=== Objective ===
Go through the listing and copy every line word for word.

=== Exercise material ===

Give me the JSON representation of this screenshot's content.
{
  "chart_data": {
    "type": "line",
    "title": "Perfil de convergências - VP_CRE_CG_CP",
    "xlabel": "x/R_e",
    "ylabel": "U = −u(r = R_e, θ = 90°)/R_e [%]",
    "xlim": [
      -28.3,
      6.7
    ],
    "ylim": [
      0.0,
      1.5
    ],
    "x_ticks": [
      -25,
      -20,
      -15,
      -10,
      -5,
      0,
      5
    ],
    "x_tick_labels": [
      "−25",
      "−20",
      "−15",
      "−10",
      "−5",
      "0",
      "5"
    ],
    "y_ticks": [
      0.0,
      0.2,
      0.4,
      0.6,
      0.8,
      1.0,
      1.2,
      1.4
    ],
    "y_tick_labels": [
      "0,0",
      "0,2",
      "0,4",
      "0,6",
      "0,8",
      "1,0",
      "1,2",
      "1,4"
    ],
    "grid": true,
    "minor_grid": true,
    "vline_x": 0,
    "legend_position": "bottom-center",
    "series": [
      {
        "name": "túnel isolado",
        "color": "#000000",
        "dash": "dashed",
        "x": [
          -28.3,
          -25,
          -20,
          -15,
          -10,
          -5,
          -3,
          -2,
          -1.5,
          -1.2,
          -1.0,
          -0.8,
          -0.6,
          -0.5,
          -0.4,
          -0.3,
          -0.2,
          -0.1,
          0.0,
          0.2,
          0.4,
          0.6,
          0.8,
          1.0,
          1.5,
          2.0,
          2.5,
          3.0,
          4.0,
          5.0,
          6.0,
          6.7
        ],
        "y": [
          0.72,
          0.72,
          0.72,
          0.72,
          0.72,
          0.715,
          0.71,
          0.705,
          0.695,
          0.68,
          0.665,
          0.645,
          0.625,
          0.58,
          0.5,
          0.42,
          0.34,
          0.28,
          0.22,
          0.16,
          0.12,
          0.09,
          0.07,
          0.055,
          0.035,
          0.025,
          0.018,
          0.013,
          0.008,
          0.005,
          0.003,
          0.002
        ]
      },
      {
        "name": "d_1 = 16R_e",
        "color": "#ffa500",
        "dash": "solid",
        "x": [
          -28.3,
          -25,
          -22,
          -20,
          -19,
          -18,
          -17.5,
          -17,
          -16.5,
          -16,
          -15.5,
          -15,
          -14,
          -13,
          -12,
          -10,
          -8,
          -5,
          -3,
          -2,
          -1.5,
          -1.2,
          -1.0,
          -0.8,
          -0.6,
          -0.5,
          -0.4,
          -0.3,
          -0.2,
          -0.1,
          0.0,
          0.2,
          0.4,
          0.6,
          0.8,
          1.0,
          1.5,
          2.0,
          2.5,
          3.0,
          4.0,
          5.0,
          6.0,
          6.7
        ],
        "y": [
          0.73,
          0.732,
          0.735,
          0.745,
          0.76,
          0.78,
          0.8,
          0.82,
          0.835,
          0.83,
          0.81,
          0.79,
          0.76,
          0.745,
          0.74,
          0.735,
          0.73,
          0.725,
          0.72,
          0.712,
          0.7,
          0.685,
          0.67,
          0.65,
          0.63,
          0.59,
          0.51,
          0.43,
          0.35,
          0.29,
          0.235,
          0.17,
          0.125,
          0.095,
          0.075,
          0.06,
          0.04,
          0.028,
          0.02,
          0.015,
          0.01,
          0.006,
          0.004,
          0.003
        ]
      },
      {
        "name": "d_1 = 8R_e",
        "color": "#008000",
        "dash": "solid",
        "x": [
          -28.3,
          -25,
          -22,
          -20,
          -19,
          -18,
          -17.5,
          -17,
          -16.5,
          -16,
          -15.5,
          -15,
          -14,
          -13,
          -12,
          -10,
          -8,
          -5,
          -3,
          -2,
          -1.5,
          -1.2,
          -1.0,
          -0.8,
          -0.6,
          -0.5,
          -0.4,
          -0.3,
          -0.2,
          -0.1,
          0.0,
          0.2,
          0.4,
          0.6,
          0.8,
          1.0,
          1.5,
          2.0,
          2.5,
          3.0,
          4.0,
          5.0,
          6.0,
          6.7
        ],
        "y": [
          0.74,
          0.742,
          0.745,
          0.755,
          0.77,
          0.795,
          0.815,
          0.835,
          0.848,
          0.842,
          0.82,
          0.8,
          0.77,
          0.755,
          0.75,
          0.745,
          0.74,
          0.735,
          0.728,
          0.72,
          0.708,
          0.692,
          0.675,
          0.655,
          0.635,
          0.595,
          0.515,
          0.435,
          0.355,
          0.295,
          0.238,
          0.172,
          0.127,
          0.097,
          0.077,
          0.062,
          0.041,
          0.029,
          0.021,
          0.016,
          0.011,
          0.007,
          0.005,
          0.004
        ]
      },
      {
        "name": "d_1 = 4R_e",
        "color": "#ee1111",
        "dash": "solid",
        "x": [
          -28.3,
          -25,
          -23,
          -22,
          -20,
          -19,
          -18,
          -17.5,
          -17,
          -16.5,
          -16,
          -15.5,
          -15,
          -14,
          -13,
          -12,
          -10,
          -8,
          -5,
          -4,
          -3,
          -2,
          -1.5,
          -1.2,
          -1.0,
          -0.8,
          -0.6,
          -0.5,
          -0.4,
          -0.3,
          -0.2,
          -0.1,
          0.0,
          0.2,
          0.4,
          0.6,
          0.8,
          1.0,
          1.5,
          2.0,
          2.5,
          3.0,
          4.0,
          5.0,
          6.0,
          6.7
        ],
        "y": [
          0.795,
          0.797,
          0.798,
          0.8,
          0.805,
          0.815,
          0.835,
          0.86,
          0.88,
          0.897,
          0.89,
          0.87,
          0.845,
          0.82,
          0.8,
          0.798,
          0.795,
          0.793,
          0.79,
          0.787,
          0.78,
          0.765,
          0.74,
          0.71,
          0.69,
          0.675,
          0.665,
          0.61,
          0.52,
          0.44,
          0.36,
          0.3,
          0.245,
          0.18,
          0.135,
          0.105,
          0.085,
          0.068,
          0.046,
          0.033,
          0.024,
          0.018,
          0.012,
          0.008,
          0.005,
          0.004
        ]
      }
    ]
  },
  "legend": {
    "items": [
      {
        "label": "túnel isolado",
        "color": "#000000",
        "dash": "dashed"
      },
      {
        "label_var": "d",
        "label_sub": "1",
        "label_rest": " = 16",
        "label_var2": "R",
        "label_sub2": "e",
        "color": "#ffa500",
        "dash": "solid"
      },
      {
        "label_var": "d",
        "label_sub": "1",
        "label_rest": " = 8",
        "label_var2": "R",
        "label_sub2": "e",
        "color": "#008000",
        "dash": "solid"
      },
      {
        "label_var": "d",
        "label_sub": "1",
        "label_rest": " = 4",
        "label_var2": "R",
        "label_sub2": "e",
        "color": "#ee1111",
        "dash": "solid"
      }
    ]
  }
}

=== Final result ===
Give me the JSON representation of this screenshot's content.
{
  "chart_data": {
    "type": "line",
    "title": "Perfil de convergências - VP_CRE_CG_CP",
    "xlabel": "x/R_e",
    "ylabel": "U = −u(r = R_e, θ = 90°)/R_e [%]",
    "xlim": [
      -28.3,
      6.7
    ],
    "ylim": [
      0.0,
      1.5
    ],
    "x_ticks": [
      -25,
      -20,
      -15,
      -10,
      -5,
      0,
      5
    ],
    "x_tick_labels": [
      "−25",
      "−20",
      "−15",
      "−10",
      "−5",
      "0",
      "5"
    ],
    "y_ticks": [
      0.0,
      0.2,
      0.4,
      0.6,
      0.8,
      1.0,
      1.2,
      1.4
    ],
    "y_tick_labels": [
      "0,0",
      "0,2",
      "0,4",
      "0,6",
      "0,8",
      "1,0",
      "1,2",
      "1,4"
    ],
    "grid": true,
    "minor_grid": true,
    "vline_x": 0,
    "legend_position": "bottom-center",
    "series": [
      {
        "name": "túnel isolado",
        "color": "#000000",
        "dash": "dashed",
        "x": [
          -28.3,
          -25,
          -20,
          -15,
          -10,
          -5,
          -3,
          -2,
          -1.5,
          -1.2,
          -1.0,
          -0.8,
          -0.6,
          -0.5,
          -0.4,
          -0.3,
          -0.2,
          -0.1,
          0.0,
          0.2,
          0.4,
          0.6,
          0.8,
          1.0,
          1.5,
          2.0,
          2.5,
          3.0,
          4.0,
          5.0,
          6.0,
          6.7
        ],
        "y": [
          0.72,
          0.72,
          0.72,
          0.72,
          0.72,
          0.715,
          0.71,
          0.705,
          0.695,
          0.68,
          0.665,
          0.645,
          0.625,
          0.58,
          0.5,
          0.42,
          0.34,
          0.28,
          0.22,
          0.16,
          0.12,
          0.09,
          0.07,
          0.055,
          0.035,
          0.025,
          0.018,
          0.013,
          0.008,
          0.005,
          0.003,
          0.002
        ]
      },
      {
        "name": "d_1 = 16R_e",
        "color": "#ffa500",
        "dash": "solid",
        "x": [
          -28.3,
          -25,
          -22,
          -20,
          -19,
          -18,
          -17.5,
          -17,
          -16.5,
          -16,
          -15.5,
          -15,
          -14,
          -13,
          -12,
          -10,
          -8,
          -5,
          -3,
          -2,
          -1.5,
          -1.2,
          -1.0,
          -0.8,
          -0.6,
          -0.5,
          -0.4,
          -0.3,
          -0.2,
          -0.1,
          0.0,
          0.2,
          0.4,
          0.6,
          0.8,
          1.0,
          1.5,
          2.0,
          2.5,
          3.0,
          4.0,
          5.0,
          6.0,
          6.7
        ],
        "y": [
          0.73,
          0.732,
          0.735,
          0.745,
          0.76,
          0.78,
          0.8,
          0.82,
          0.835,
          0.83,
          0.81,
          0.79,
          0.76,
          0.745,
          0.74,
          0.735,
          0.73,
          0.725,
          0.72,
          0.712,
          0.7,
          0.685,
          0.67,
          0.65,
          0.63,
          0.59,
          0.51,
          0.43,
          0.35,
          0.29,
          0.235,
          0.17,
          0.125,
          0.095,
          0.075,
          0.06,
          0.04,
          0.028,
          0.02,
          0.015,
          0.01,
          0.006,
          0.004,
          0.003
        ]
      },
      {
        "name": "d_1 = 8R_e",
        "color": "#008000",
        "dash": "solid",
        "x": [
          -28.3,
          -25,
          -22,
          -20,
          -19,
          -18,
          -17.5,
          -17,
          -16.5,
          -16,
          -15.5,
          -15,
          -14,
          -13,
          -12,
          -10,
          -8,
          -5,
          -3,
          -2,
          -1.5,
          -1.2,
          -1.0,
          -0.8,
          -0.6,
          -0.5,
          -0.4,
          -0.3,
          -0.2,
          -0.1,
          0.0,
          0.2,
          0.4,
          0.6,
          0.8,
          1.0,
          1.5,
          2.0,
          2.5,
          3.0,
          4.0,
          5.0,
          6.0,
          6.7
        ],
        "y": [
          0.74,
          0.742,
          0.745,
          0.755,
          0.77,
          0.795,
          0.815,
          0.835,
          0.848,
          0.842,
          0.82,
          0.8,
          0.77,
          0.755,
          0.75,
          0.745,
          0.74,
          0.735,
          0.728,
          0.72,
          0.708,
          0.692,
          0.675,
          0.655,
          0.635,
          0.595,
          0.515,
          0.435,
          0.355,
          0.295,
          0.238,
          0.172,
          0.127,
          0.097,
          0.077,
          0.062,
          0.041,
          0.029,
          0.021,
          0.016,
          0.011,
          0.007,
          0.005,
          0.004
        ]
      },
      {
        "name": "d_1 = 4R_e",
        "color": "#ee1111",
        "dash": "solid",
        "x": [
          -28.3,
          -25,
          -23,
          -22,
          -20,
          -19,
          -18,
          -17.5,
          -17,
          -16.5,
          -16,
          -15.5,
          -15,
          -14,
          -13,
          -12,
          -10,
          -8,
          -5,
          -4,
          -3,
          -2,
          -1.5,
          -1.2,
          -1.0,
          -0.8,
          -0.6,
          -0.5,
          -0.4,
          -0.3,
          -0.2,
          -0.1,
          0.0,
          0.2,
          0.4,
          0.6,
          0.8,
          1.0,
          1.5,
          2.0,
          2.5,
          3.0,
          4.0,
          5.0,
          6.0,
          6.7
        ],
        "y": [
          0.795,
          0.797,
          0.798,
          0.8,
          0.805,
          0.815,
          0.835,
          0.86,
          0.88,
          0.897,
          0.89,
          0.87,
          0.845,
          0.82,
          0.8,
          0.798,
          0.795,
          0.793,
          0.79,
          0.787,
          0.78,
          0.765,
          0.74,
          0.71,
          0.69,
          0.675,
          0.665,
          0.61,
          0.52,
          0.44,
          0.36,
          0.3,
          0.245,
          0.18,
          0.135,
          0.105,
          0.085,
          0.068,
          0.046,
          0.033,
          0.024,
          0.018,
          0.012,
          0.008,
          0.005,
          0.004
        ]
      }
    ]
  },
  "legend": {
    "items": [
      {
        "label": "túnel isolado",
        "color": "#000000",
        "dash": "dashed"
      },
      {
        "label_var": "d",
        "label_sub": "1",
        "label_rest": " = 16",
        "label_var2": "R",
        "label_sub2": "e",
        "color": "#ffa500",
        "dash": "solid"
      },
      {
        "label_var": "d",
        "label_sub": "1",
        "label_rest": " = 8",
        "label_var2": "R",
        "label_sub2": "e",
        "color": "#008000",
        "dash": "solid"
      },
      {
        "label_var": "d",
        "label_sub": "1",
        "label_rest": " = 4",
        "label_var2": "R",
        "label_sub2": "e",
        "color": "#ee1111",
        "dash": "solid"
      }
    ]
  }
}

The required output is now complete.